EXTRACT:
================================

My only other preparation for this visit was reading Matthew Norman’s damning Guardian Online review from March 2009 a couple of weeks after the place opened. The article strapline goes “Michelin poncery in a village pub leaves Matthew Norman with a nasty taste in his mouth”. Oh dear – overall rating only 4 out of 10.
The Church Green is indeed a converted village pub right in the middle of desirable Cheshire commuter village Lymm. We arrived, parked up on the battered tarmac apron which sadly obscures most of the front façade of the building and took a look.
There’s no denying that this place looks like a pub, despite the flash conservatory tacked on the side. The impression was reinforced when we walked inside as part of the original bar is still intact complete with dodgy carpet and painted flock wallpaper on the ceiling. We’d dressed up a little for the occasion so it was slightly odd to find a group of hikers in red cagoules propping up the bar. They’d clearly popped in for a drink after the day’s exertions. No matter – I really hate dress codes in hotels and restaurants and have in fact been thrown out of the Ritz in London twice for being incorrectly attired and won’t go near the place now.
The two glasses of champagne we ordered as an aperitif took an age to arrive – service is a little nervous and less than slick but this gave us plenty of time to take in the ambience and décor. The impression is that not that much has been spent on doing the place up. They don’t bother with white linen – the small polished wood tables give a bistro feel (but without bistro prices). The other impression was that the restaurant was nowhere near full which really on a Friday night no longer in school holidays it should have been. Maybe it’s the price issue again.
We were shortly ushered to our table and our first courses arrived. I’d ordered borlotti bean soup with smoked duck foie gras. This was a shallow bowl of pale puréed creamy soup topped with a generous slice of duck liver, fresh out of the pan. This turned out to be, without exaggeration, one of the most delicious things I’ve ever eaten. The duck liver was perfectly cooked, a light crust on the outside, meltingly soft within and the hint of smoke flavour was just perceptible in the background. The soup was full flavoured and velvety smooth.
My main course was lamb three ways – the chef’s favourite cut of rack, plus a neat cube of pressed slow-cooked shoulder and a sticky braised lamb’s tongue. Main courses came with only minimal vegetables and no potatoes so at the waitress’s suggestion we ordered a portion of French beans and some thick cut chips to share. I resent having to order side dishes and would much prefer the chef to have considered and presented a complete dish with a balance of tastes and textures. I particularly dislike the habit of presenting a half moon side-dish of supposed “seasonal vegetables” which usually comprised boiled broccoli, carrot and a bit of overcooked cauliflower. They don’t fall into that trap here but it is nevertheless a bit gastro-pub to have to share a big portion of chips. They were really good chips – crispy on the outside and fluffy within – so I’m not complaining too much. My lamb was delicious and skilfully and inventively cooked -I applaud the use of different parts of the animal, the cheaper cuts as well as the best ones. The meat and accompanying reduction were all so intensely flavoured that I was overwhelmed by an impression of brown stickiness and, unusually for me, couldn’t finish my plate.

================================

RAW RECORDS:
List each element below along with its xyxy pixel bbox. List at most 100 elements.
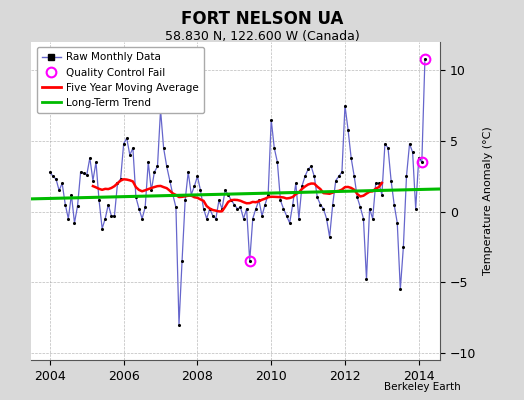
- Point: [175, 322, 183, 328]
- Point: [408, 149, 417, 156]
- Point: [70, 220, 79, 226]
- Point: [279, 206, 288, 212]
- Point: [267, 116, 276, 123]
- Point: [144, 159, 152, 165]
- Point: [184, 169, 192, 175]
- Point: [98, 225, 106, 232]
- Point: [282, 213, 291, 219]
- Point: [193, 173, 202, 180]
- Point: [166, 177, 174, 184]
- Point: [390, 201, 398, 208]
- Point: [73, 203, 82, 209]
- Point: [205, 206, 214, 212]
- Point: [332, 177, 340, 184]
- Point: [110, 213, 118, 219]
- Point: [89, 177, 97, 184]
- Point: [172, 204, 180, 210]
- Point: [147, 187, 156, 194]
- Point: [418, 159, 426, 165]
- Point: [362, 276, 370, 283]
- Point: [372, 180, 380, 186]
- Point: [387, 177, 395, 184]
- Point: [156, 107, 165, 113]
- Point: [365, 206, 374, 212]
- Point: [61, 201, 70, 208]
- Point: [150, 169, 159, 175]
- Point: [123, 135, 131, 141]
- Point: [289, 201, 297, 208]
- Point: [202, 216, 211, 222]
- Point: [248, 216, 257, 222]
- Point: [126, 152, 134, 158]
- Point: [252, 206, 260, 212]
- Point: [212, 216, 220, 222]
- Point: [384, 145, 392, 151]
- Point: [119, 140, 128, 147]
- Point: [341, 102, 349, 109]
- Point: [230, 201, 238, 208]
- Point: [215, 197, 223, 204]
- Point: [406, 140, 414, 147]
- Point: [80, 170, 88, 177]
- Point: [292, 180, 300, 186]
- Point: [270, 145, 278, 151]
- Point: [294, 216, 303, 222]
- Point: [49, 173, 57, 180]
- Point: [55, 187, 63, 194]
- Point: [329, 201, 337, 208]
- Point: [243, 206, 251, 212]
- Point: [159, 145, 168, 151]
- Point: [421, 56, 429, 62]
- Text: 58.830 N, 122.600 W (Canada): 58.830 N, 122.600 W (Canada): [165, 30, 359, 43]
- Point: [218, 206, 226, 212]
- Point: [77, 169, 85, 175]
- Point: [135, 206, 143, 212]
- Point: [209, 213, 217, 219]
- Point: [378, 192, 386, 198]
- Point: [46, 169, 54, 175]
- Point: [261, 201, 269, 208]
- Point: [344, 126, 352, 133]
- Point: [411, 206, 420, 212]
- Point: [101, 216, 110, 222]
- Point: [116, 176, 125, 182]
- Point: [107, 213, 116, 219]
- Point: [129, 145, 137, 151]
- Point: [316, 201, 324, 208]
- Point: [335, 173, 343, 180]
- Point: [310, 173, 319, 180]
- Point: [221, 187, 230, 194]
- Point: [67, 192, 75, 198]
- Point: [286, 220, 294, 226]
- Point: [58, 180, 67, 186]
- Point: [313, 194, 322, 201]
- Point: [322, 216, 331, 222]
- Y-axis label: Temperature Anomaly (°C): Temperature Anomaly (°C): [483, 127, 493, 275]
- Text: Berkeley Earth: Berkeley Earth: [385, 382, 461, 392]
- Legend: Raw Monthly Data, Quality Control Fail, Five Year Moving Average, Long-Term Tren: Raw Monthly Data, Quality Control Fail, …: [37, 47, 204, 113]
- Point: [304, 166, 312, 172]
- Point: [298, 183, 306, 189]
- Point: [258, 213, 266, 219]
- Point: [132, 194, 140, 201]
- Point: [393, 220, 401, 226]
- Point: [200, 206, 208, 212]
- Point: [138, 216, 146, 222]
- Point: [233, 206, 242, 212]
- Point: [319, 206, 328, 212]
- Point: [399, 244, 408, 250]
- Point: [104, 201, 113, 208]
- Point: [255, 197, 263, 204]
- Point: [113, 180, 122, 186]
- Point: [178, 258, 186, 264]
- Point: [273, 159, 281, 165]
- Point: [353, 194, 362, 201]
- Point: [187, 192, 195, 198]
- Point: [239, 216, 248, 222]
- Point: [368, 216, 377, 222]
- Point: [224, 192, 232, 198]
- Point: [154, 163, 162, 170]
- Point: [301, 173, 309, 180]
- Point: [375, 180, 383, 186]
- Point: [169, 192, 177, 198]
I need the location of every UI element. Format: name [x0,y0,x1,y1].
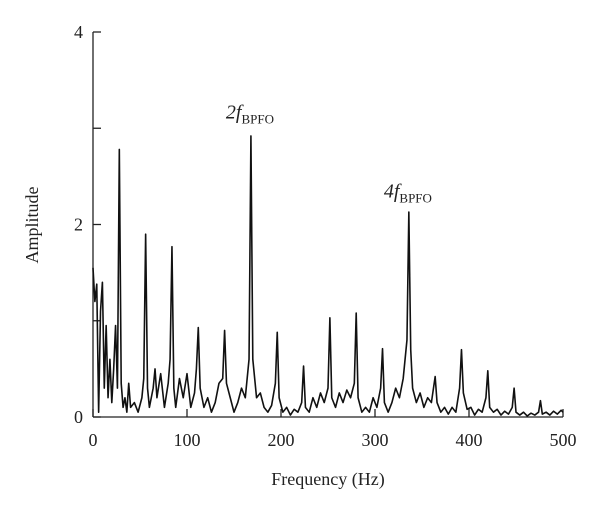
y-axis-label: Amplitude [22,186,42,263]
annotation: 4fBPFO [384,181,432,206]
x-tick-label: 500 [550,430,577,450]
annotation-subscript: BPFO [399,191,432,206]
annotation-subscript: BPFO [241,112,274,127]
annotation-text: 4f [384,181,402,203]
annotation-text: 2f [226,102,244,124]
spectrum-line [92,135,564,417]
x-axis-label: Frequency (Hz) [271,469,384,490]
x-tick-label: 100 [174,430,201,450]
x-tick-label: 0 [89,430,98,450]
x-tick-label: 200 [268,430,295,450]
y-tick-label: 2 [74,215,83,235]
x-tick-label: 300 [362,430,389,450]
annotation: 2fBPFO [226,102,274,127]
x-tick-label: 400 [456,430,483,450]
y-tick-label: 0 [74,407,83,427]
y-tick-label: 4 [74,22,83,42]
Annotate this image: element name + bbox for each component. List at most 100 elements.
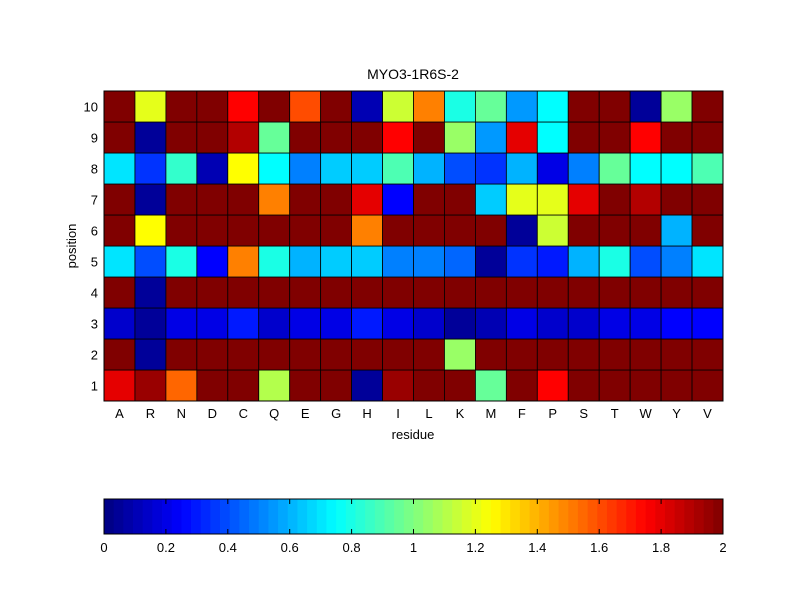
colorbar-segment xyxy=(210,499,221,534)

================================

WHAT YOU SHOULD DO:
In the restaurant review, what did the writer order as a first course?

CORRECT RESULT:
Borlotti bean soup with smoked duck foie gras.